───── Raw records ─────

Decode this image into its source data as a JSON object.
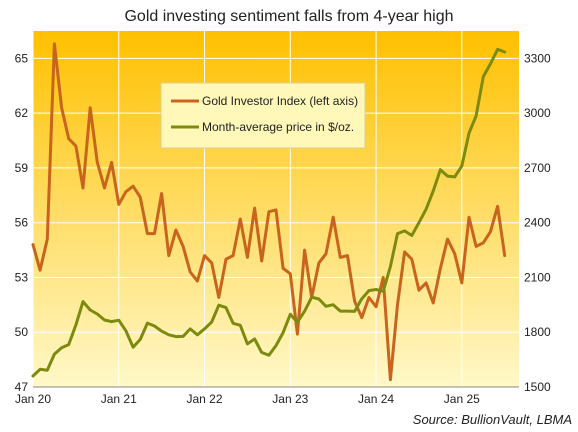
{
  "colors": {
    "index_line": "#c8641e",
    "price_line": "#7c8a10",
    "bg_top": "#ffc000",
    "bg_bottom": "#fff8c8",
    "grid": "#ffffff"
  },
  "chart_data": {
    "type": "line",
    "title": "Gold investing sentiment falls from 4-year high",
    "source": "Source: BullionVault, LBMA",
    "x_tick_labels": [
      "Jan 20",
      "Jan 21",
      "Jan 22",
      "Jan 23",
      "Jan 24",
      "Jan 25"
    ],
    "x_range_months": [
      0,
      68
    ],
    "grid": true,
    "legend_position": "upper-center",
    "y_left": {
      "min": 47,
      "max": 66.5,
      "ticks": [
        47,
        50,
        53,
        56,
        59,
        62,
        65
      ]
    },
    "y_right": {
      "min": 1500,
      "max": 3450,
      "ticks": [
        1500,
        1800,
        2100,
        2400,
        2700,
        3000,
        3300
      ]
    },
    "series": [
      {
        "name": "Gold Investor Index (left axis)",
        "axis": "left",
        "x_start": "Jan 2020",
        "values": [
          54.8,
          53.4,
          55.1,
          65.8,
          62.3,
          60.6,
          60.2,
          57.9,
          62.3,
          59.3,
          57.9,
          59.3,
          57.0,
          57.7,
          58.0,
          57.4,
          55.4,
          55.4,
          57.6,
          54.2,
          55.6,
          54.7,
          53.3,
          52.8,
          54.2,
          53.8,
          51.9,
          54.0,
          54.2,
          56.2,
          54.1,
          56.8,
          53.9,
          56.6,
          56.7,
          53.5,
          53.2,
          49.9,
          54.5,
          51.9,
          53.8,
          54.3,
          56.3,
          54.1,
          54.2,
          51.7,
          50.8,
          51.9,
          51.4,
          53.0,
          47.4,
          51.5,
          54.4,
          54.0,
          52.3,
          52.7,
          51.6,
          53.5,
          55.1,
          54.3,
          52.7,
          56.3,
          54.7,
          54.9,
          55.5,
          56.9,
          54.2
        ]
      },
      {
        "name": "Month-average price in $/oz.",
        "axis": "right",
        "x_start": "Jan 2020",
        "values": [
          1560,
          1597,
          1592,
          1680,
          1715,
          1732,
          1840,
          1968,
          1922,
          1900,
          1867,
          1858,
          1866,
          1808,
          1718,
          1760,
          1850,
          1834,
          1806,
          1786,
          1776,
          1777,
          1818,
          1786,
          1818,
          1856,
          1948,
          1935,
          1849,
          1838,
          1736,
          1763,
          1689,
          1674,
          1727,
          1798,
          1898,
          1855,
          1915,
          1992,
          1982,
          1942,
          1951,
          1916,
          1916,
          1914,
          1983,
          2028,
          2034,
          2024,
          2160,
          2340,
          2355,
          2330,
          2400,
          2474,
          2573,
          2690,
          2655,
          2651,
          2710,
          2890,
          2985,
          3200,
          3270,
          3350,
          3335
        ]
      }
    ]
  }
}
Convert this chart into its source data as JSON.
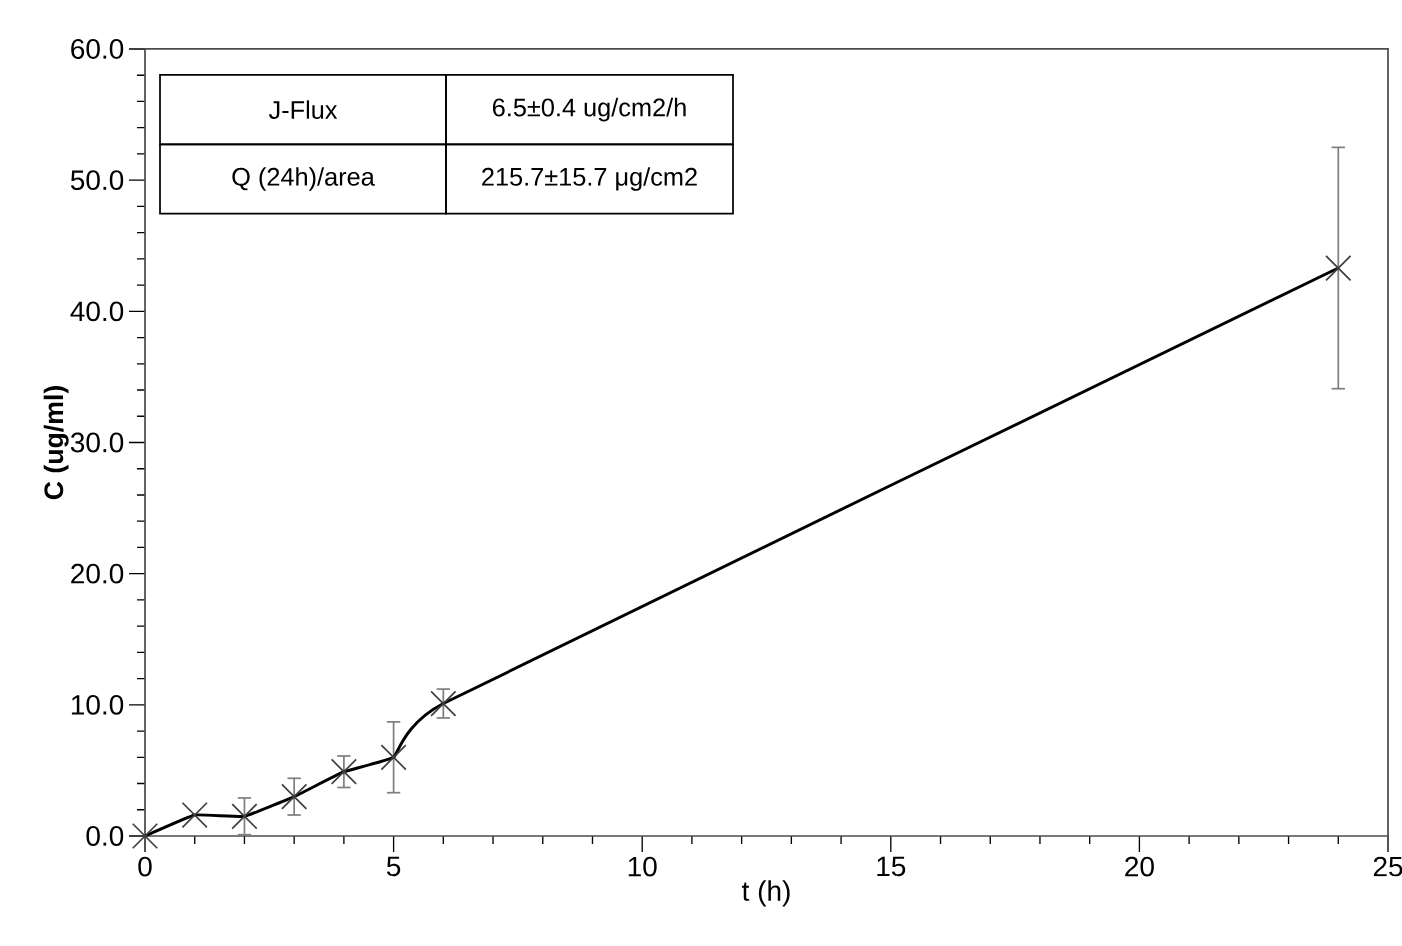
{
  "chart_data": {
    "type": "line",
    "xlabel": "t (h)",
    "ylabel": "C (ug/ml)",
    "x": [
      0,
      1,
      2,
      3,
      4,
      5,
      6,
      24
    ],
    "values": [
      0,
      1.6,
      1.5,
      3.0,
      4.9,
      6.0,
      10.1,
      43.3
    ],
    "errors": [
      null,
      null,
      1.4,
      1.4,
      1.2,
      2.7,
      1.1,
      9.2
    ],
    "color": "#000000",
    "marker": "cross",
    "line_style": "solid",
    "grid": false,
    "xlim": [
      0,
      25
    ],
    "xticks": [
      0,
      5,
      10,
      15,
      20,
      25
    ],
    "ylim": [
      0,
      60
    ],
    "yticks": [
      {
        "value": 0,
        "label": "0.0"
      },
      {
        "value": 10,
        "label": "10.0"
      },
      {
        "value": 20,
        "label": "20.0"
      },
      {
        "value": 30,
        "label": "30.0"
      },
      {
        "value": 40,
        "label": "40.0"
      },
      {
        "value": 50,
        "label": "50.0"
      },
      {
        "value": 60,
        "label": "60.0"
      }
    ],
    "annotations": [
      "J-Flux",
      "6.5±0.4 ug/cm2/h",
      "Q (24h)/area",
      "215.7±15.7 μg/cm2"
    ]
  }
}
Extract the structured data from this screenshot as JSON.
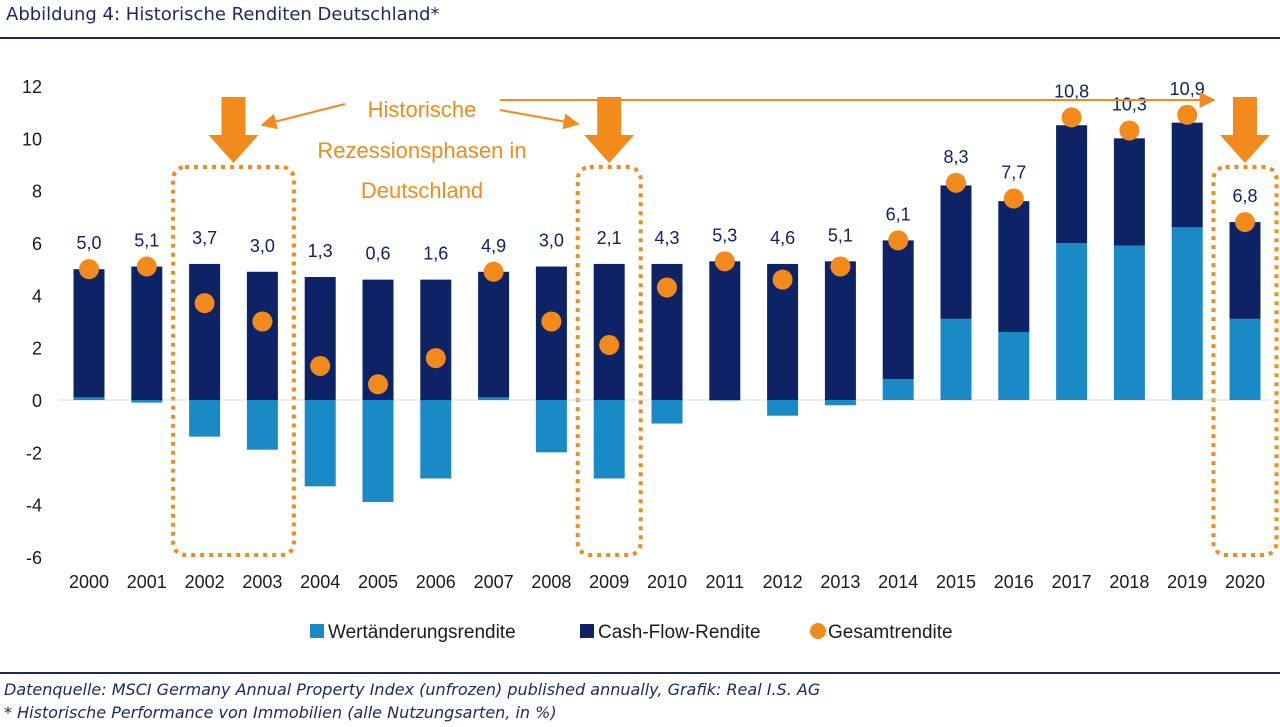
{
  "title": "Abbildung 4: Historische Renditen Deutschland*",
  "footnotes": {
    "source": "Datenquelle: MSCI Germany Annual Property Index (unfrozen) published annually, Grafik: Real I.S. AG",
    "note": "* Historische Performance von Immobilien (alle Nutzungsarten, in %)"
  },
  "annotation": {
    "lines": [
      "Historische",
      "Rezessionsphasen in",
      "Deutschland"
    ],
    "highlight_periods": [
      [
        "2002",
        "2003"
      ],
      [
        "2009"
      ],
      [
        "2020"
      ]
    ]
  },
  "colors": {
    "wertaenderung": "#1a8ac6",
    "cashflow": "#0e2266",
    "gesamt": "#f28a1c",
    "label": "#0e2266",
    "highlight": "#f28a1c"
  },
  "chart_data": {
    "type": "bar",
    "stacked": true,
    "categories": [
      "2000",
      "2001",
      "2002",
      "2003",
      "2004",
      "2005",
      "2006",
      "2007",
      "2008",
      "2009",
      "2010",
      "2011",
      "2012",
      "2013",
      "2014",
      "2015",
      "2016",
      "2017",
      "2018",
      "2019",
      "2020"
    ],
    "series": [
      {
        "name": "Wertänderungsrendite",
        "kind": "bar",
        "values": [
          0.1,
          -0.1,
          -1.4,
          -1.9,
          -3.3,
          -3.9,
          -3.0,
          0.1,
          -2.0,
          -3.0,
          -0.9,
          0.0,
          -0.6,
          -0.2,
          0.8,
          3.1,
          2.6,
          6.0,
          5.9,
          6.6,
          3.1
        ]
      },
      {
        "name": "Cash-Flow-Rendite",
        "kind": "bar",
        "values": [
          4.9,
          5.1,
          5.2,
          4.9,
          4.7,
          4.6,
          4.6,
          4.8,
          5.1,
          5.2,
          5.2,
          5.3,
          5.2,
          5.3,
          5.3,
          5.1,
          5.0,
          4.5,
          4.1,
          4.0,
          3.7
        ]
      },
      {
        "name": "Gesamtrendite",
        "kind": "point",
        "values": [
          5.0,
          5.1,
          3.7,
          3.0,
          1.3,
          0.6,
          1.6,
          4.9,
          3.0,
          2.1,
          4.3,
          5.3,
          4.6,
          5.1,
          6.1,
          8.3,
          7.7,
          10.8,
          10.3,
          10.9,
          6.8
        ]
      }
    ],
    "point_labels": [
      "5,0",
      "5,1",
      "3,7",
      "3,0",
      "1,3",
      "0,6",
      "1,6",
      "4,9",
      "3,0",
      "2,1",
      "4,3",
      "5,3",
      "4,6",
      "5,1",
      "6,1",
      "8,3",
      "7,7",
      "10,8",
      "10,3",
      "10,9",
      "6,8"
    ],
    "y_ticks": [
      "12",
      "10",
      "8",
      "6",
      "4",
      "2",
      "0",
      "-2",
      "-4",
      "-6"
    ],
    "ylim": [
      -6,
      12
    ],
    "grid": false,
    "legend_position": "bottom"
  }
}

─────

▸ Exercise brief
Copy each line above that contains the word "JSON".

▸ Answer to the exercise
Decode this image into its source data as a JSON object.
Convert this chart into its source data as JSON.
Extract the structured data from this screenshot as JSON.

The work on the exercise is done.